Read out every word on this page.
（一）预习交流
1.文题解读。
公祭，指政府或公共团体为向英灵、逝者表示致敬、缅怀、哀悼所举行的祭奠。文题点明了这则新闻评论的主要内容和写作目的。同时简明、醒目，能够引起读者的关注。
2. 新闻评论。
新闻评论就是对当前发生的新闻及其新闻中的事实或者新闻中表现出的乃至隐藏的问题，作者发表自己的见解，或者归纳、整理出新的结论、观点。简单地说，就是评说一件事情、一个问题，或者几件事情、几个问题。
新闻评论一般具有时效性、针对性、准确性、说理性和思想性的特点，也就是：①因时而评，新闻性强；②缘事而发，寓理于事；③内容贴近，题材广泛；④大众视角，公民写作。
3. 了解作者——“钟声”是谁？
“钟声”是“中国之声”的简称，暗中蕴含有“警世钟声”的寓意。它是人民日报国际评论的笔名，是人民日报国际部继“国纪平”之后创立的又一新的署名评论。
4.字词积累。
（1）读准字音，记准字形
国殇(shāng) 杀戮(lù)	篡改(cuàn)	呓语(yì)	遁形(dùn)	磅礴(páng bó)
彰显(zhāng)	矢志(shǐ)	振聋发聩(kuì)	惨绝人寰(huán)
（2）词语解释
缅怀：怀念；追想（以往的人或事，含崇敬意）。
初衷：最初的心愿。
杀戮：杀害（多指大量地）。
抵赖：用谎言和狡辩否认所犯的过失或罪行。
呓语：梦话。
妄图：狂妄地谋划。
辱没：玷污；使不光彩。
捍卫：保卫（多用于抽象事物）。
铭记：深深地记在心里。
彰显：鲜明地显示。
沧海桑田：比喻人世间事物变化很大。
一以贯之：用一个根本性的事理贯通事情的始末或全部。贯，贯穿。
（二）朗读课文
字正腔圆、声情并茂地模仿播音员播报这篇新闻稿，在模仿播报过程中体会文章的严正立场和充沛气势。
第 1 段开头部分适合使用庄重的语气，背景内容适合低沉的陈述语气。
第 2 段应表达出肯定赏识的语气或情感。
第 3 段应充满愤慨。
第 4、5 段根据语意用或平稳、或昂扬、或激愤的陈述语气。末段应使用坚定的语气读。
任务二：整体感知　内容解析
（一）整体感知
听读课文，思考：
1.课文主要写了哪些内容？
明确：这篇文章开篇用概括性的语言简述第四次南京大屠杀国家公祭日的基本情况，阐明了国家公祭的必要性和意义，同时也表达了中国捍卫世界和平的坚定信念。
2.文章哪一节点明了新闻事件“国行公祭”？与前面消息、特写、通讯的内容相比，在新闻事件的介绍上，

■ EXERCISE BRIEF: Set down the entries above again, word for word.

■ TASK RESPONSE:
Read out every word on this page.
（一）预习交流
1.文题解读。
公祭，指政府或公共团体为向英灵、逝者表示致敬、缅怀、哀悼所举行的祭奠。文题点明了这则新闻评论的主要内容和写作目的。同时简明、醒目，能够引起读者的关注。
2. 新闻评论。
新闻评论就是对当前发生的新闻及其新闻中的事实或者新闻中表现出的乃至隐藏的问题，作者发表自己的见解，或者归纳、整理出新的结论、观点。简单地说，就是评说一件事情、一个问题，或者几件事情、几个问题。
新闻评论一般具有时效性、针对性、准确性、说理性和思想性的特点，也就是：①因时而评，新闻性强；②缘事而发，寓理于事；③内容贴近，题材广泛；④大众视角，公民写作。
3. 了解作者——“钟声”是谁？
“钟声”是“中国之声”的简称，暗中蕴含有“警世钟声”的寓意。它是人民日报国际评论的笔名，是人民日报国际部继“国纪平”之后创立的又一新的署名评论。
4.字词积累。
（1）读准字音，记准字形
国殇(shāng) 杀戮(lù)	篡改(cuàn)	呓语(yì)	遁形(dùn)	磅礴(páng bó)
彰显(zhāng)	矢志(shǐ)	振聋发聩(kuì)	惨绝人寰(huán)
（2）词语解释
缅怀：怀念；追想（以往的人或事，含崇敬意）。
初衷：最初的心愿。
杀戮：杀害（多指大量地）。
抵赖：用谎言和狡辩否认所犯的过失或罪行。
呓语：梦话。
妄图：狂妄地谋划。
辱没：玷污；使不光彩。
捍卫：保卫（多用于抽象事物）。
铭记：深深地记在心里。
彰显：鲜明地显示。
沧海桑田：比喻人世间事物变化很大。
一以贯之：用一个根本性的事理贯通事情的始末或全部。贯，贯穿。
（二）朗读课文
字正腔圆、声情并茂地模仿播音员播报这篇新闻稿，在模仿播报过程中体会文章的严正立场和充沛气势。
第 1 段开头部分适合使用庄重的语气，背景内容适合低沉的陈述语气。
第 2 段应表达出肯定赏识的语气或情感。
第 3 段应充满愤慨。
第 4、5 段根据语意用或平稳、或昂扬、或激愤的陈述语气。末段应使用坚定的语气读。
任务二：整体感知　内容解析
（一）整体感知
听读课文，思考：
1.课文主要写了哪些内容？
明确：这篇文章开篇用概括性的语言简述第四次南京大屠杀国家公祭日的基本情况，阐明了国家公祭的必要性和意义，同时也表达了中国捍卫世界和平的坚定信念。
2.文章哪一节点明了新闻事件“国行公祭”？与前面消息、特写、通讯的内容相比，在新闻事件的介绍上，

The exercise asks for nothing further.